◆ Aim of the exercise:
Answer these questions about the forum thread below:
1. What value is given for a_1?
2. What bounds result from taking the cube root throughout 1 ≤ a_k ≤ 8?
3. What number is added throughout after multiplying by 2?

=== Extracted text ===

Question

Series/Sequences help *question attached below* will give medal

Answer 1

Can I have a walkthrough with this?

Answer 2

you're given \(a_1 = 1\)
so the statement \(\large 1\le a_n\le 8 \) is true for \(n=1\)

Answer 3

next assume the given statement is true for some \(n=k\) and prove it will be true for \(n = k+1\) too

Answer 4

assuming \(\large 1\le a_k \le 8\), you need to prove :
\[\large 1\le a_{k+1}\le 8\]

Answer 5

\[\large 1\le a_{k}\le 8\]

take cuberoot through out you get :

\[\large 1\le \sqrt[3]{a_{k}}\le 2\]

multiply 2 through out :

\[\large 2\le 2\sqrt[3]{a_{k}}\le 4\]

add 4 through out :

\[\large 6\le4+ 2\sqrt[3]{a_{k}}\le 8\]

Answer 6

notice that expression in the middle is same as \(\large a_{k+1}\)

Answer 7

so we are done :\[\large 6\le a_{k+1}\le 8\]

Answer 8

Allow me to process and understand everything

Answer 9

take ur time

Answer 10

Got it! Thanks! @ganeshie8 :)

Answer 11

you're welcome :)

=== Supplied material ===

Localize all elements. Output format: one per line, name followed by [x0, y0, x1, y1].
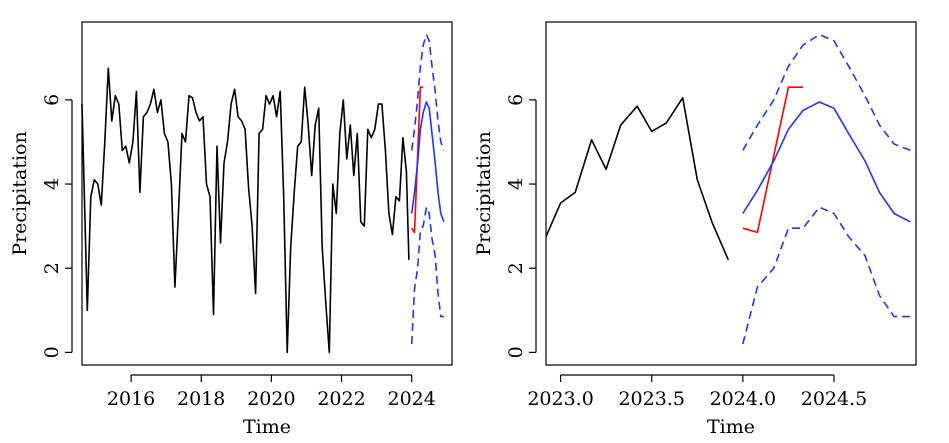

===

◆ Written solution:
1. a_1 = 1
2. 1 ≤ ∛(a_k) ≤ 2
3. 4